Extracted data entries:
========================================================================
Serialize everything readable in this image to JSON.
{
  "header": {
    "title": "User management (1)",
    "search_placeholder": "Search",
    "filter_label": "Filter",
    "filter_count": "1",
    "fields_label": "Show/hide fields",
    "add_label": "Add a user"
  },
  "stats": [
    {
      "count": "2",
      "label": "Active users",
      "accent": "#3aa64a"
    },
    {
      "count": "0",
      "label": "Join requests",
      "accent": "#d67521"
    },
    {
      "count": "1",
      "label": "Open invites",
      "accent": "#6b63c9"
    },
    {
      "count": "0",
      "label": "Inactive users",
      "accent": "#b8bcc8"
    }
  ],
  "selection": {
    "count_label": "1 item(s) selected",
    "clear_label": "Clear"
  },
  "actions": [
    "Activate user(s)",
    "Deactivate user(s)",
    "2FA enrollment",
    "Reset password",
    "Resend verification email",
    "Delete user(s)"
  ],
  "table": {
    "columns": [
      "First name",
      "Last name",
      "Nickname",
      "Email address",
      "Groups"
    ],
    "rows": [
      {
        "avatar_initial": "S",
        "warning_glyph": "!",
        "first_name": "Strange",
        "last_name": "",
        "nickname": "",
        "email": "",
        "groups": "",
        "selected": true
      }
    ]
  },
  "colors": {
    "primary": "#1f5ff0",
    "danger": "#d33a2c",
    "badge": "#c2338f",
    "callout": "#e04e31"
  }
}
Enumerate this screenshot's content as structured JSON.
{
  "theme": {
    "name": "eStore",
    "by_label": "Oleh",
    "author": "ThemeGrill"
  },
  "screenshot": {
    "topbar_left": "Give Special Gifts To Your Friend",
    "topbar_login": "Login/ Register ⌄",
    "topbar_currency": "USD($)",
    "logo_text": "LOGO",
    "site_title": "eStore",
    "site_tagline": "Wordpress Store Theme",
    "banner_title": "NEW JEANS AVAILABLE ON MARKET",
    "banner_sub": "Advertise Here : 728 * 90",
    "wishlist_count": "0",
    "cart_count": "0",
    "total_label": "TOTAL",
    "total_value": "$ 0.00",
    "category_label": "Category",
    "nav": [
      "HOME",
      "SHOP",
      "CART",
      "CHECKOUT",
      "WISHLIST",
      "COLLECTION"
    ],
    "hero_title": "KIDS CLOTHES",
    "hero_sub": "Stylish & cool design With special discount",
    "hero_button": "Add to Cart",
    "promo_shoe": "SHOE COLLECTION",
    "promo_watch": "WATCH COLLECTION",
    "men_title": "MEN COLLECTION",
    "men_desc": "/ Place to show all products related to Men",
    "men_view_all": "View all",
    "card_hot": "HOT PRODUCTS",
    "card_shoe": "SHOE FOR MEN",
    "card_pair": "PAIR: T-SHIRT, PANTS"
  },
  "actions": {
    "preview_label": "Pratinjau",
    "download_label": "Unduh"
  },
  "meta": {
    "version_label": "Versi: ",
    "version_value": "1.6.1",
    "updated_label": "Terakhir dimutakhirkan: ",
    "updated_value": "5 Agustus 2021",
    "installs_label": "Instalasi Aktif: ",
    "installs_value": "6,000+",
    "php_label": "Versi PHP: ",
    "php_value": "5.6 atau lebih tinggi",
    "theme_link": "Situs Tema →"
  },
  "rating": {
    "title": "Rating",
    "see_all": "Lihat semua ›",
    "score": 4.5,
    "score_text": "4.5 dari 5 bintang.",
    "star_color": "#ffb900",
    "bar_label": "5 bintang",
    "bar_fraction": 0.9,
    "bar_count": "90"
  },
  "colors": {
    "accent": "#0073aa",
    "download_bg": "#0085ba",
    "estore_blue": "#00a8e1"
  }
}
========================================================================
• **Stated goal**
Each line of the material should be echoed exactly.

• **Expected output**
Serialize everything readable in this image to JSON.
{
  "header": {
    "title": "User management (1)",
    "search_placeholder": "Search",
    "filter_label": "Filter",
    "filter_count": "1",
    "fields_label": "Show/hide fields",
    "add_label": "Add a user"
  },
  "stats": [
    {
      "count": "2",
      "label": "Active users",
      "accent": "#3aa64a"
    },
    {
      "count": "0",
      "label": "Join requests",
      "accent": "#d67521"
    },
    {
      "count": "1",
      "label": "Open invites",
      "accent": "#6b63c9"
    },
    {
      "count": "0",
      "label": "Inactive users",
      "accent": "#b8bcc8"
    }
  ],
  "selection": {
    "count_label": "1 item(s) selected",
    "clear_label": "Clear"
  },
  "actions": [
    "Activate user(s)",
    "Deactivate user(s)",
    "2FA enrollment",
    "Reset password",
    "Resend verification email",
    "Delete user(s)"
  ],
  "table": {
    "columns": [
      "First name",
      "Last name",
      "Nickname",
      "Email address",
      "Groups"
    ],
    "rows": [
      {
        "avatar_initial": "S",
        "warning_glyph": "!",
        "first_name": "Strange",
        "last_name": "",
        "nickname": "",
        "email": "",
        "groups": "",
        "selected": true
      }
    ]
  },
  "colors": {
    "primary": "#1f5ff0",
    "danger": "#d33a2c",
    "badge": "#c2338f",
    "callout": "#e04e31"
  }
}
Enumerate this screenshot's content as structured JSON.
{
  "theme": {
    "name": "eStore",
    "by_label": "Oleh",
    "author": "ThemeGrill"
  },
  "screenshot": {
    "topbar_left": "Give Special Gifts To Your Friend",
    "topbar_login": "Login/ Register ⌄",
    "topbar_currency": "USD($)",
    "logo_text": "LOGO",
    "site_title": "eStore",
    "site_tagline": "Wordpress Store Theme",
    "banner_title": "NEW JEANS AVAILABLE ON MARKET",
    "banner_sub": "Advertise Here : 728 * 90",
    "wishlist_count": "0",
    "cart_count": "0",
    "total_label": "TOTAL",
    "total_value": "$ 0.00",
    "category_label": "Category",
    "nav": [
      "HOME",
      "SHOP",
      "CART",
      "CHECKOUT",
      "WISHLIST",
      "COLLECTION"
    ],
    "hero_title": "KIDS CLOTHES",
    "hero_sub": "Stylish & cool design With special discount",
    "hero_button": "Add to Cart",
    "promo_shoe": "SHOE COLLECTION",
    "promo_watch": "WATCH COLLECTION",
    "men_title": "MEN COLLECTION",
    "men_desc": "/ Place to show all products related to Men",
    "men_view_all": "View all",
    "card_hot": "HOT PRODUCTS",
    "card_shoe": "SHOE FOR MEN",
    "card_pair": "PAIR: T-SHIRT, PANTS"
  },
  "actions": {
    "preview_label": "Pratinjau",
    "download_label": "Unduh"
  },
  "meta": {
    "version_label": "Versi: ",
    "version_value": "1.6.1",
    "updated_label": "Terakhir dimutakhirkan: ",
    "updated_value": "5 Agustus 2021",
    "installs_label": "Instalasi Aktif: ",
    "installs_value": "6,000+",
    "php_label": "Versi PHP: ",
    "php_value": "5.6 atau lebih tinggi",
    "theme_link": "Situs Tema →"
  },
  "rating": {
    "title": "Rating",
    "see_all": "Lihat semua ›",
    "score": 4.5,
    "score_text": "4.5 dari 5 bintang.",
    "star_color": "#ffb900",
    "bar_label": "5 bintang",
    "bar_fraction": 0.9,
    "bar_count": "90"
  },
  "colors": {
    "accent": "#0073aa",
    "download_bg": "#0085ba",
    "estore_blue": "#00a8e1"
  }
}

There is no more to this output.